Article.
In a way that's the point, really, at least with this team in it's current condition – having our attention and emotion from play to play removed enough and so much in the moment that we don't have to think about just how far they are from winning the Super Bowl. If we didn't work so hard to distract ourselves from the truth, we would all be golfing.

For me, that experience is almost identical to watching the Bears, however. It's a few moments of excitement interspersed with rampant incompetence and a glaring lack of talent. Irrational hope eventually, inevitably surrenders to a full awareness of cold, harsh reality, and then I'm thirsty and my back hurts.

This early in the season, enough outlandish possibilities still remain, in theory, to make it feel like it all matters. The good news after Sunday's dispiriting 48-23 loss to the Cardinals at Soldier Field is that it really doesn't -- or if it does, it's about as important as a day hacking a ball around for 18 holes.

Source excerpt.
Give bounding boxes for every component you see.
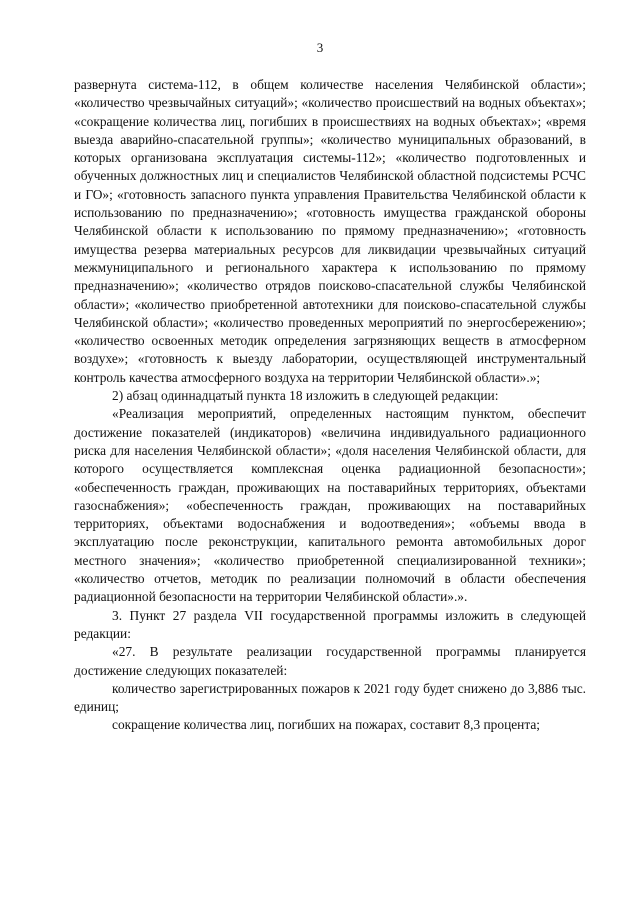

Problem set.
a – Summarize the Bears column in three sentences.
b – Continue the Bears column from its last sentence.

Results for the exercise.
a – The writer says that with the team in its current condition, staying absorbed in each play keeps fans from thinking about how far it is from winning the Super Bowl. Watching the Bears offers a few moments of excitement among rampant incompetence and a glaring lack of talent, until irrational hope gives way to cold, harsh reality. Early in the season, enough outlandish possibilities remain to make it feel like it all matters, but after Sunday's 48-23 loss to the Cardinals at Soldier Field, it matters about as much as a day hacking a ball around for 18 holes.

b –
You didn't really think the Bears were going to beat a much better-equipped opponent, despite some further evidence of qualified coaching, even if that's nowhere near enough to overcome this horrible roster. Next Sunday in Seattle isn't going to be pretty, either.

Pernell McPhee: 'We just kind of laid down'

If last week's performance against the Packers represented some kind of moral victory, this game reminded us what a weak idea that was. I loved Matt Forte's line about his teammates not having "that stupid look on their face," but that's exactly what's now on mine. It's going to stay that way for a while, I'm afraid.

And Jay Cutler did it again, putting together a perfectly efficient, intelligent performance before the little gremlin that lives in his head made him throw a signature interception. That he left with a purported "hamstring injury" – despite falling hard on his shoulder and leaving the field immediately without a limp – can also be seen as only marginally significant.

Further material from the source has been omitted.